Data in this exercise:
= = =
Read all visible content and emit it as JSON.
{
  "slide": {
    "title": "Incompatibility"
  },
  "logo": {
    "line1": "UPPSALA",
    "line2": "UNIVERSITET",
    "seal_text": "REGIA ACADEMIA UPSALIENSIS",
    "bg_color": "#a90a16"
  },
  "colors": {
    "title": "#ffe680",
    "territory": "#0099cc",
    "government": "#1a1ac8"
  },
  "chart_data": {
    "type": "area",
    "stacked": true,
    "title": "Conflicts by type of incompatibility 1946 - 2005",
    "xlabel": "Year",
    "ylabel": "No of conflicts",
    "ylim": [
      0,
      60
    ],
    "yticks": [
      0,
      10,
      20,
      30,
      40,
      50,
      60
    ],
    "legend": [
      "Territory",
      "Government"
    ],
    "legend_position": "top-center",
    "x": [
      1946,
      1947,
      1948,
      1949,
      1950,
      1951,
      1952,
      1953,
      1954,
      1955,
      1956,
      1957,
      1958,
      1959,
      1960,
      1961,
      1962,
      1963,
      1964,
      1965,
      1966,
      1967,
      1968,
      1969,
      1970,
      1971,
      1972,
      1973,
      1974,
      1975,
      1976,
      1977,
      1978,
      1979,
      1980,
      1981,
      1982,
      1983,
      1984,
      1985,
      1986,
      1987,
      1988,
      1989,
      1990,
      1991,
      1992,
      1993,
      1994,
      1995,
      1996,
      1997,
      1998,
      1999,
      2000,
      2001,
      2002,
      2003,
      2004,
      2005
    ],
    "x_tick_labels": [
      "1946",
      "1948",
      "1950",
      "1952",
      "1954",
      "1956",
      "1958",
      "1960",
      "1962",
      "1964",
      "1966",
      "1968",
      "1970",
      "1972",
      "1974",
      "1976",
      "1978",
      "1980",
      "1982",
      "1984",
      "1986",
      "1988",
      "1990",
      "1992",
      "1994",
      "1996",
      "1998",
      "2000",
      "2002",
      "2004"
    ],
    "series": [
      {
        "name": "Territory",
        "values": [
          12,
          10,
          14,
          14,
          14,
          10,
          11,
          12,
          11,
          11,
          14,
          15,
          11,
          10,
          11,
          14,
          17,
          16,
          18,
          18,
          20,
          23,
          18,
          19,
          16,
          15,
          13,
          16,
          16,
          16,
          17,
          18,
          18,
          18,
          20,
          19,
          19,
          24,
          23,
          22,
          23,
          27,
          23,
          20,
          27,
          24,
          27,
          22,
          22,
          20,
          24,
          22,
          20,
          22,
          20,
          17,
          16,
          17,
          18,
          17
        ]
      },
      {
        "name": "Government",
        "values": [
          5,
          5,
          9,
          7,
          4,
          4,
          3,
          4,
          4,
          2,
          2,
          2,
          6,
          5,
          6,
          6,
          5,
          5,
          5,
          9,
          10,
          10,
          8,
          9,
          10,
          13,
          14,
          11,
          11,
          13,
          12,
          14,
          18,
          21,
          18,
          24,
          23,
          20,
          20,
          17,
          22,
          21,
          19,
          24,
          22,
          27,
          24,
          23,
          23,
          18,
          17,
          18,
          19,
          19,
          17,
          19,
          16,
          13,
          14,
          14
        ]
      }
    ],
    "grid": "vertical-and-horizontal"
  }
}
= = =
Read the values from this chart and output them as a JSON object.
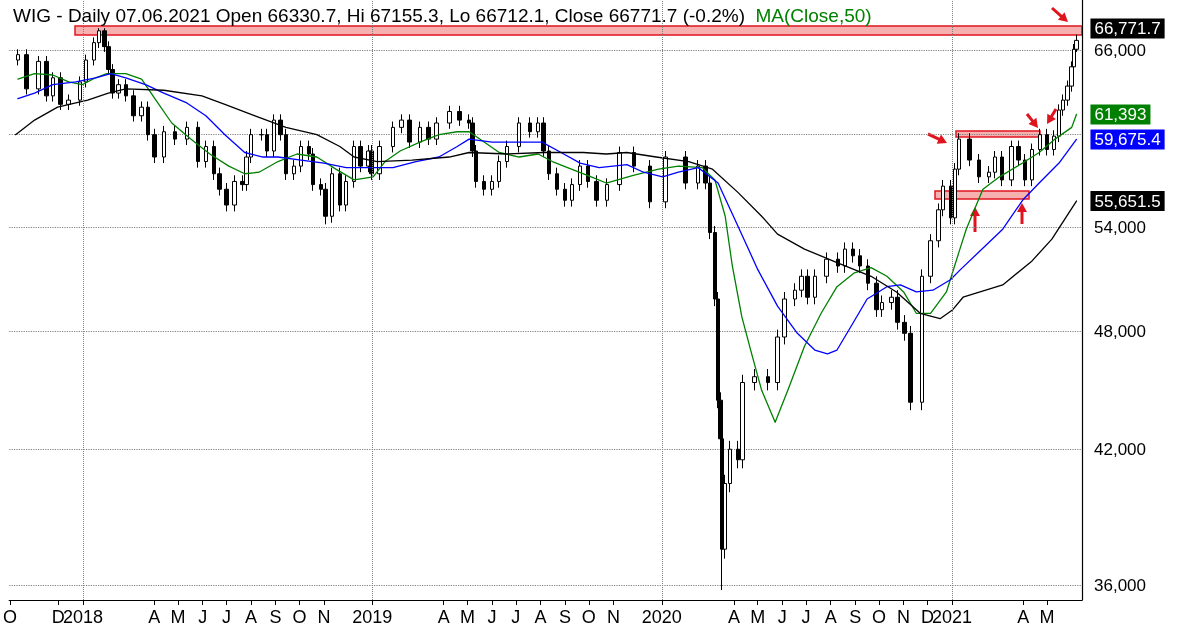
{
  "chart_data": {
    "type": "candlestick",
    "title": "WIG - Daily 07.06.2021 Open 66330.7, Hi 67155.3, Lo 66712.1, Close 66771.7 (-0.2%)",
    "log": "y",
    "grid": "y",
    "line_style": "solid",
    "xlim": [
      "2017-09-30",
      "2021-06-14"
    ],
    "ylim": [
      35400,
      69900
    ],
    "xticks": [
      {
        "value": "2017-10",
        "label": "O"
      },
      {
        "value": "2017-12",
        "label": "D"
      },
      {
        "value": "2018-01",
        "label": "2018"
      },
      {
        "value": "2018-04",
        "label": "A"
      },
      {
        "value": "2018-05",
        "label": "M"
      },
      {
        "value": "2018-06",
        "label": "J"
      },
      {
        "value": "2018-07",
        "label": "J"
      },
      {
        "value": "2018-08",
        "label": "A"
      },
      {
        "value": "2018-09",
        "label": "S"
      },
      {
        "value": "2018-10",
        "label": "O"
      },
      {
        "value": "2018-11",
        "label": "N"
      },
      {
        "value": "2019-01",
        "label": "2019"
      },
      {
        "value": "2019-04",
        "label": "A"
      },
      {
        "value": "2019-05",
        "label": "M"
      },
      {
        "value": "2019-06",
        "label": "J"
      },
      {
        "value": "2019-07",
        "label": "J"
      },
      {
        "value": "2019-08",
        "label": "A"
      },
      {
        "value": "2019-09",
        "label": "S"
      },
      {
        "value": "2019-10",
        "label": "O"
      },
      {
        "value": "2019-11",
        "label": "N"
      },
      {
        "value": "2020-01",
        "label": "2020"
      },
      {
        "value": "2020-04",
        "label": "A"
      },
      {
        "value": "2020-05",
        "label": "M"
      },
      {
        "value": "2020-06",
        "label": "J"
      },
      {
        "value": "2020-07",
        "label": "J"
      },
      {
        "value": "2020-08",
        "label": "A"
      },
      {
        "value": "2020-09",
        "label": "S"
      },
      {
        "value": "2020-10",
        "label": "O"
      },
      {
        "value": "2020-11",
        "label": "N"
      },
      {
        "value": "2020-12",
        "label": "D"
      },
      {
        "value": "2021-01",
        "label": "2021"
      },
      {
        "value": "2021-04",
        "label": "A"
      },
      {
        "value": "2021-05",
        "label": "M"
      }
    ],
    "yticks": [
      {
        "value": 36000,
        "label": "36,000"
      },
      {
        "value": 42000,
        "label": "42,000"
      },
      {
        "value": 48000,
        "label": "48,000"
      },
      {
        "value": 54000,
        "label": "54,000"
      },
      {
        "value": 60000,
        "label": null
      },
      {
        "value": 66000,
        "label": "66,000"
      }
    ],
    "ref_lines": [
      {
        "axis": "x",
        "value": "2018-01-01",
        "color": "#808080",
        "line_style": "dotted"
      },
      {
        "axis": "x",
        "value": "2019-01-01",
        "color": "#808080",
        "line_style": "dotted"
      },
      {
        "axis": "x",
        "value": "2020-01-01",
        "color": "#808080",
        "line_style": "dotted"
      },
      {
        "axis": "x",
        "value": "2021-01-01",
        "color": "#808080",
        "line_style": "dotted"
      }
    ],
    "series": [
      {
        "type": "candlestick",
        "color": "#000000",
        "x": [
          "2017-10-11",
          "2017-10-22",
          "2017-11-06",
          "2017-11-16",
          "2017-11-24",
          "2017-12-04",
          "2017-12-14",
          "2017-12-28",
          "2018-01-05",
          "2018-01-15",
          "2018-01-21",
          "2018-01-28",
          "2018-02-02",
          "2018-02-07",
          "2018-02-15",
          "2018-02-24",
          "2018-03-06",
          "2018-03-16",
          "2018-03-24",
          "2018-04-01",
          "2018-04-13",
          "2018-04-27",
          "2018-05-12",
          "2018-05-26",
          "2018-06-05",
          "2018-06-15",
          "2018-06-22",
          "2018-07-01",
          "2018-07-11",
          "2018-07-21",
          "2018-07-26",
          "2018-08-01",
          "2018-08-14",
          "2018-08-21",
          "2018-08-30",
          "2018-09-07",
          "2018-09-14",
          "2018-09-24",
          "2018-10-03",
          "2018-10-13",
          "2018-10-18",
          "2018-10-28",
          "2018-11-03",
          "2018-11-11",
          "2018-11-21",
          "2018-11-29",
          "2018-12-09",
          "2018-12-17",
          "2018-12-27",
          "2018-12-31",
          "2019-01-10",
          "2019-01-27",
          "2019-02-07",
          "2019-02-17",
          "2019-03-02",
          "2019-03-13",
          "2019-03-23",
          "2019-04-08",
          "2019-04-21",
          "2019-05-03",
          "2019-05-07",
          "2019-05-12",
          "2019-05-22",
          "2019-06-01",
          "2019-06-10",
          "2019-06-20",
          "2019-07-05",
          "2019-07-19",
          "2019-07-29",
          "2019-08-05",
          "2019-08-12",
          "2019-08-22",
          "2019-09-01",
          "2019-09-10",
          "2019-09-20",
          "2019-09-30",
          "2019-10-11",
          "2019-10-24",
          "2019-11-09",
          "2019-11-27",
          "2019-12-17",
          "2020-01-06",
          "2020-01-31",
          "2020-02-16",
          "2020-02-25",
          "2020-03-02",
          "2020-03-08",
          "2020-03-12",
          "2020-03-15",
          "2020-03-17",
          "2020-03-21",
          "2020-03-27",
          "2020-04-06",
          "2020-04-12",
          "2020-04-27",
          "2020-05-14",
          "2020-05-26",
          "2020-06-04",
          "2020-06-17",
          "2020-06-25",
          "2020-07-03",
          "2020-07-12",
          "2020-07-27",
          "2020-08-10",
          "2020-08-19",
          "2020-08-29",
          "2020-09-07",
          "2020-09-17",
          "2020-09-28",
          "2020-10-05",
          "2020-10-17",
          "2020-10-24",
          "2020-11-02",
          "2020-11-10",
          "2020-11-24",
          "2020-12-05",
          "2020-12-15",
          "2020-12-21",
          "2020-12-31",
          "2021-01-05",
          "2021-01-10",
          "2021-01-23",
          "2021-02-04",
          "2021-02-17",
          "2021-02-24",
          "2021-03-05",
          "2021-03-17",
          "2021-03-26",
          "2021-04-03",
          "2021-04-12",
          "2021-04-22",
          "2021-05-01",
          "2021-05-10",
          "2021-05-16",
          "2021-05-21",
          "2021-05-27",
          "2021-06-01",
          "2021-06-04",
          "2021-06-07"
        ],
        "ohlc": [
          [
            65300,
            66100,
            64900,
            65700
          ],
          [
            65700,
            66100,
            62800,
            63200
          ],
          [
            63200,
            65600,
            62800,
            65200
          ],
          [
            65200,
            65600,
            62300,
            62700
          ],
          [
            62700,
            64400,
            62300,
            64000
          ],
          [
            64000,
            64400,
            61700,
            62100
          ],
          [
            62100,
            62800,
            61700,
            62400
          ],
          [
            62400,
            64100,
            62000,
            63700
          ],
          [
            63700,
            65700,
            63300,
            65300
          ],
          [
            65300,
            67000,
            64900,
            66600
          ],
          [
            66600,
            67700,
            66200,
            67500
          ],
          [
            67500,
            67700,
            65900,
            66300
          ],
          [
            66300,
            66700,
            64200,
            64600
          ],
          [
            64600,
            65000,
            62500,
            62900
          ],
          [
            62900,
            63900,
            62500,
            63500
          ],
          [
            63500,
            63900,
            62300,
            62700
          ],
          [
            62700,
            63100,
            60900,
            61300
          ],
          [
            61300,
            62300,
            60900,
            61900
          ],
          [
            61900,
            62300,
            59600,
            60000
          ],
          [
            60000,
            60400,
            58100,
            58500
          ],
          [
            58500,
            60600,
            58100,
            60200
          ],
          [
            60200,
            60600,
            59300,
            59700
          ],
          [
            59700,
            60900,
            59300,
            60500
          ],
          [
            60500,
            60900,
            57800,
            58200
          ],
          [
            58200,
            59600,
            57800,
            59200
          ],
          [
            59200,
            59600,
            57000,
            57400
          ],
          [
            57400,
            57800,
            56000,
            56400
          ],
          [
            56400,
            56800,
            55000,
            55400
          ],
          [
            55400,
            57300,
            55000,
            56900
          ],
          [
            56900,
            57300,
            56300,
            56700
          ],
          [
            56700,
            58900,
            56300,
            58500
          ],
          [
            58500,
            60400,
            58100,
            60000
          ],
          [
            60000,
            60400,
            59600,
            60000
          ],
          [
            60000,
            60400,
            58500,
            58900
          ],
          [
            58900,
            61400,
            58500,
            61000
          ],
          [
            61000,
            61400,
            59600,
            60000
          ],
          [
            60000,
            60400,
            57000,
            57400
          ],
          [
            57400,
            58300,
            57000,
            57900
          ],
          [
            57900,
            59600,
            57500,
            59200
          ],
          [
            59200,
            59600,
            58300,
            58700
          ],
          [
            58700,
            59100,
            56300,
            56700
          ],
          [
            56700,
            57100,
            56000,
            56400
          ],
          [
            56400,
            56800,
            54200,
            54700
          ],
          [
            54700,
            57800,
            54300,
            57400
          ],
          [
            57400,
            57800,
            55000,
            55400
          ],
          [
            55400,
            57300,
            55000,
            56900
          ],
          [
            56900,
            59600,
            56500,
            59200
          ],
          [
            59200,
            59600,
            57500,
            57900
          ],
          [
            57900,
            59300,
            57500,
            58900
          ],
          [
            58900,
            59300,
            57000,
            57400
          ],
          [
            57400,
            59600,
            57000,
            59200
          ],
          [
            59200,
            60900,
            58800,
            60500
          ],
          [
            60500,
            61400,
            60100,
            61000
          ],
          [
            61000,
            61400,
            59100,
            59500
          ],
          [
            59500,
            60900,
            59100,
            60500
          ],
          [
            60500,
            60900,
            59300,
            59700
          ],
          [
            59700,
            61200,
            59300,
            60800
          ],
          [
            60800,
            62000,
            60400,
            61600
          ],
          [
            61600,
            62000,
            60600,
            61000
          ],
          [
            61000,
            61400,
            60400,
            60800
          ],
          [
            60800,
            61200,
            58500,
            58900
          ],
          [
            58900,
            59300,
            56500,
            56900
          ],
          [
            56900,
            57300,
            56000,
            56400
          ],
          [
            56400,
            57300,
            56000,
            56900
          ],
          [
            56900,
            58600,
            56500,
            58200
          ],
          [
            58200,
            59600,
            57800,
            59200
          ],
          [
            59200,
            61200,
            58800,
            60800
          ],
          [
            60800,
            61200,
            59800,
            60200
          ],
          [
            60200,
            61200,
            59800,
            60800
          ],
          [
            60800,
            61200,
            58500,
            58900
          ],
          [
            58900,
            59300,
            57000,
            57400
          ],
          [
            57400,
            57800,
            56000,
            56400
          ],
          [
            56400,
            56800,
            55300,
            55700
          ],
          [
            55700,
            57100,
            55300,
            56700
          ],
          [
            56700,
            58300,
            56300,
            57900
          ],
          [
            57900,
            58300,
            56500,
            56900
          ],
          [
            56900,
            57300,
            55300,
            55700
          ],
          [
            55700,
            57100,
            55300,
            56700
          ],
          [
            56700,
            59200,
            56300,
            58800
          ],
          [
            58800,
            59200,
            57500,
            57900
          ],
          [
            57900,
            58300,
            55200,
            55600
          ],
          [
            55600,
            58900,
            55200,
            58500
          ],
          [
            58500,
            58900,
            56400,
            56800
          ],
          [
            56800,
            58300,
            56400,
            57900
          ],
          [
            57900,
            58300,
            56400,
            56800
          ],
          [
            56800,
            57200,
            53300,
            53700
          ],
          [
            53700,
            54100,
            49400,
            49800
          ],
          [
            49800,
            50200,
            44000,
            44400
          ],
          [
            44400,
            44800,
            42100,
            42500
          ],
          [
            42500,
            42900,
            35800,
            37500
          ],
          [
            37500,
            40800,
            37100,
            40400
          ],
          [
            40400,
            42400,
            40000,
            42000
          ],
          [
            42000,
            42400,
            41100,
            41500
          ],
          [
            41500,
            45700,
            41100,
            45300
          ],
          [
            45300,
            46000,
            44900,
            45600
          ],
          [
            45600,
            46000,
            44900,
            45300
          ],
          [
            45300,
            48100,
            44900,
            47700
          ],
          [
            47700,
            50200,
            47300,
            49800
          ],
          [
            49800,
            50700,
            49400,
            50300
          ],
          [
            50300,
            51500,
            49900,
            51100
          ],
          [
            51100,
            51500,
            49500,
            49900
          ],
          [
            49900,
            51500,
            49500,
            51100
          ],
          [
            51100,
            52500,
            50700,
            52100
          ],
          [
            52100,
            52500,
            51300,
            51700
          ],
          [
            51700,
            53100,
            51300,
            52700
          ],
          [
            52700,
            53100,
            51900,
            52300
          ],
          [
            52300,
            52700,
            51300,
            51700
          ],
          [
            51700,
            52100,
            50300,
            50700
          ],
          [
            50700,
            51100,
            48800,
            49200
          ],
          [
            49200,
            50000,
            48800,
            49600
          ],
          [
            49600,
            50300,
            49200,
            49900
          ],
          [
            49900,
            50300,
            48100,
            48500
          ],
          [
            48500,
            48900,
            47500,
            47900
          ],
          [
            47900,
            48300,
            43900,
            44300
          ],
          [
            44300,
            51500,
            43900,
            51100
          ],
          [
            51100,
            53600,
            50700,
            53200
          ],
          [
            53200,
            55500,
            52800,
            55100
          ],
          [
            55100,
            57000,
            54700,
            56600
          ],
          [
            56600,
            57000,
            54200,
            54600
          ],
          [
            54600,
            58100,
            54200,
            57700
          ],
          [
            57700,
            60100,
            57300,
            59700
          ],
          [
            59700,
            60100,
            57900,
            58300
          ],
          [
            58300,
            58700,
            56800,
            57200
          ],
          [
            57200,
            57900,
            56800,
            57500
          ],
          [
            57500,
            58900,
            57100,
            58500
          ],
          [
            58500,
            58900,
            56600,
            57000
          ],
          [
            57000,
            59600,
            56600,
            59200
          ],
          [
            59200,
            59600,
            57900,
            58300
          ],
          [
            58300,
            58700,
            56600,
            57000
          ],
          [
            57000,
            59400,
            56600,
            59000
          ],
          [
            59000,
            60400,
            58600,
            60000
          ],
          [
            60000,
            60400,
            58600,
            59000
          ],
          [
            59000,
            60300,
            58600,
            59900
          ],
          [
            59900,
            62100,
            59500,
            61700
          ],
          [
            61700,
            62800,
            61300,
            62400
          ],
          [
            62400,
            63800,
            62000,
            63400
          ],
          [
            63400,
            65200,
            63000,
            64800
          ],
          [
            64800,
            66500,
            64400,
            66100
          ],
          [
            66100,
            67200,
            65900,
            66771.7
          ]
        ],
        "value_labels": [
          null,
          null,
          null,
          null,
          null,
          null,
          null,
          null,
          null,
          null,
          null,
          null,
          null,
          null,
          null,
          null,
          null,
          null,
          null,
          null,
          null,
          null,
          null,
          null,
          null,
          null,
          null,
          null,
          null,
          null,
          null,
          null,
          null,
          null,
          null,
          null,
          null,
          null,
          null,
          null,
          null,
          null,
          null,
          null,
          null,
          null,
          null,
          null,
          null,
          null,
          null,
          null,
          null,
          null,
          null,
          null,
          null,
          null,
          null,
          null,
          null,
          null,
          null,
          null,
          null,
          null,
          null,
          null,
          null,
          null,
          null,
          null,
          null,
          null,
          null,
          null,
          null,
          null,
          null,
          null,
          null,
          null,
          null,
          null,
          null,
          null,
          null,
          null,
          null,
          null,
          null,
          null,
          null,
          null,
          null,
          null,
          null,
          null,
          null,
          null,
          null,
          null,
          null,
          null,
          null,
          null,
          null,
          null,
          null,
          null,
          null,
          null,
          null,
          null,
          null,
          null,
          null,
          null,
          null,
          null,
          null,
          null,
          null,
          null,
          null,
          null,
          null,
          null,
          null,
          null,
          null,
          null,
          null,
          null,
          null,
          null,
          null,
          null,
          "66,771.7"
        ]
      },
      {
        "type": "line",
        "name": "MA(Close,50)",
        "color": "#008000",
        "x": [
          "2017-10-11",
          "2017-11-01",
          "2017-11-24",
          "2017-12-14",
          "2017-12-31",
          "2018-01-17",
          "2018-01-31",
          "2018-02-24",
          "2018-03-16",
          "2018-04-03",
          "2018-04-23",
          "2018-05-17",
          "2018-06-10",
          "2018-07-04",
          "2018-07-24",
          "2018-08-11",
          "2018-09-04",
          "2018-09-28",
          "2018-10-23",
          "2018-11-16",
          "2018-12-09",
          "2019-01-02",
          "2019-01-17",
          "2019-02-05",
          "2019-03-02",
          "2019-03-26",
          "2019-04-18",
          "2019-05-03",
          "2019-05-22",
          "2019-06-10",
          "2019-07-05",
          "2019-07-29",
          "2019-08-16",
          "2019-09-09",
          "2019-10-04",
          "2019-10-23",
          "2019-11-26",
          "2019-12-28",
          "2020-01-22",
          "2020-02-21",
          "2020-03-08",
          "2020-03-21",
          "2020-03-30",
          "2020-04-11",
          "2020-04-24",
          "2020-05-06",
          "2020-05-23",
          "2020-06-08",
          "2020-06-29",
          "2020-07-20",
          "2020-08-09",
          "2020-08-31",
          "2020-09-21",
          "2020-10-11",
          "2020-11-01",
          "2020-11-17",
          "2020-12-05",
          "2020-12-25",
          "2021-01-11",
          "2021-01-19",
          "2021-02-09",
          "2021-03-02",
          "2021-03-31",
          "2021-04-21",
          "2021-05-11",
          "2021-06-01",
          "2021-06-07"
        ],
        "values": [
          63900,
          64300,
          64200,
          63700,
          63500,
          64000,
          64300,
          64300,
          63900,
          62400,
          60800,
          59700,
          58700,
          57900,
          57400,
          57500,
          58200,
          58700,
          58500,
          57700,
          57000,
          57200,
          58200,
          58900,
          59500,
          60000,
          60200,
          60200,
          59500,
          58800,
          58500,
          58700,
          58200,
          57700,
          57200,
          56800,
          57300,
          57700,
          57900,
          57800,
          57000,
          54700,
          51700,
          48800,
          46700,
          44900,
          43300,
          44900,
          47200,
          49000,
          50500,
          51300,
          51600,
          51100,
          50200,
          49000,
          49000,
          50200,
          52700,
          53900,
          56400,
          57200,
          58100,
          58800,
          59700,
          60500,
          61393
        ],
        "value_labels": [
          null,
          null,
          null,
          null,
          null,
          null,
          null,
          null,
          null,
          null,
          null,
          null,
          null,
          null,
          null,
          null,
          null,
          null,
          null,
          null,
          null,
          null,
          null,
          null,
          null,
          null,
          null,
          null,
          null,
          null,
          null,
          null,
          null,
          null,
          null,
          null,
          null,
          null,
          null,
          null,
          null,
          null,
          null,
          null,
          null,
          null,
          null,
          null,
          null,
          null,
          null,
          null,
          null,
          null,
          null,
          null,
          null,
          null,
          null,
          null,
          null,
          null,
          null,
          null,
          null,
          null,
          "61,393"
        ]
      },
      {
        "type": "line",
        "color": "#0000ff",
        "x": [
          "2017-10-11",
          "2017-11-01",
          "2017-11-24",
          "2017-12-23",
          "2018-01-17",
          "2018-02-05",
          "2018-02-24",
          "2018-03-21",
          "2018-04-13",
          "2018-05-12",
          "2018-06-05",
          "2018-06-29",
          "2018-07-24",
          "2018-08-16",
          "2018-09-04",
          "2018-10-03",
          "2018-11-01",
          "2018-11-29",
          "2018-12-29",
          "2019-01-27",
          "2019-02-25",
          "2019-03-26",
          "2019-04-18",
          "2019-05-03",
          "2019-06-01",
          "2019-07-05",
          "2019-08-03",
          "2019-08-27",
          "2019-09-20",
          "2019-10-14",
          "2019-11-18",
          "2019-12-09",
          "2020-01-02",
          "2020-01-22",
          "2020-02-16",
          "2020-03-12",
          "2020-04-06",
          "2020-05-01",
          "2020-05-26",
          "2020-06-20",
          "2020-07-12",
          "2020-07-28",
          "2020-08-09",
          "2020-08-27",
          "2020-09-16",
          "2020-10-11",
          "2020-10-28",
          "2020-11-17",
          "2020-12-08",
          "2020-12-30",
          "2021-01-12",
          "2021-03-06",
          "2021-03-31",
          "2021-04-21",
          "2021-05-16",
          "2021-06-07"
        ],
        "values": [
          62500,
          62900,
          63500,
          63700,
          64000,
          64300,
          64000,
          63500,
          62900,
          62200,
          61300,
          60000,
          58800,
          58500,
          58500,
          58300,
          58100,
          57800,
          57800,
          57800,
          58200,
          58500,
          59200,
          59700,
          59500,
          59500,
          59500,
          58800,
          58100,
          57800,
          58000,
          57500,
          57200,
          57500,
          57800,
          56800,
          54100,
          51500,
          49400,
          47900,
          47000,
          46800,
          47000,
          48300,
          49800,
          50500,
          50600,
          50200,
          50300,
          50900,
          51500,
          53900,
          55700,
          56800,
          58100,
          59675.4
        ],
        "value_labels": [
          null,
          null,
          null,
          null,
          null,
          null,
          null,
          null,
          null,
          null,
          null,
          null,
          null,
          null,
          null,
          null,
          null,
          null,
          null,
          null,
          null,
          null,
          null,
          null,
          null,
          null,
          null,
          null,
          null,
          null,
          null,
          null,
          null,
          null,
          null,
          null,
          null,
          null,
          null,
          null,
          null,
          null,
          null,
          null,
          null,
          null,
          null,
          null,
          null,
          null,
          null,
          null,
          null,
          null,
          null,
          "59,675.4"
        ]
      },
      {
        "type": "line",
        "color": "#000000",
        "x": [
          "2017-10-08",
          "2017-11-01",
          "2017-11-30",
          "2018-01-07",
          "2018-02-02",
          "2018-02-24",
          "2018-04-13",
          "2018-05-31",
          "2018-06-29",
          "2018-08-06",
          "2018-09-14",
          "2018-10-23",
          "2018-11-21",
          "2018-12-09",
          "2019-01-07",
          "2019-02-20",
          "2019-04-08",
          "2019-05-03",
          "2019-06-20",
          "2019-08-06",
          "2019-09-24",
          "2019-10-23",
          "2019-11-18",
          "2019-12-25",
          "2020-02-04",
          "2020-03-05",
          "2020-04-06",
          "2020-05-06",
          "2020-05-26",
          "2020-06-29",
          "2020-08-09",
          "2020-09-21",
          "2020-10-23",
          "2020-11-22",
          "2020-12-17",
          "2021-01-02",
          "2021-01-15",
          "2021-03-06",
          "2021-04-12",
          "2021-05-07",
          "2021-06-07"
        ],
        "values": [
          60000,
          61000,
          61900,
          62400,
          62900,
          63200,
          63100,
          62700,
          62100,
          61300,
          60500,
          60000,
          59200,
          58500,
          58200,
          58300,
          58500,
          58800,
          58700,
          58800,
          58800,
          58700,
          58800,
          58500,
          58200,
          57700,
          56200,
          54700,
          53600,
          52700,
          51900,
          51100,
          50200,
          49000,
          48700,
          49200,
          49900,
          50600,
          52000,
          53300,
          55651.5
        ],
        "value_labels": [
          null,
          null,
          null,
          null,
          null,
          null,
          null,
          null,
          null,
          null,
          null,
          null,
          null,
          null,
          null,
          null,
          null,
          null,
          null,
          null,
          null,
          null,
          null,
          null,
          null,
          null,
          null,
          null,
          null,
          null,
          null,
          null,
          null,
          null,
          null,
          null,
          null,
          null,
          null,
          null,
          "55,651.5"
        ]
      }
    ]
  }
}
= = =
Prompt: Only lines with the word "JSON" should be collected from the material.

Solution for this exercise:
Read all visible content and emit it as JSON.
Read the values from this chart and output them as a JSON object.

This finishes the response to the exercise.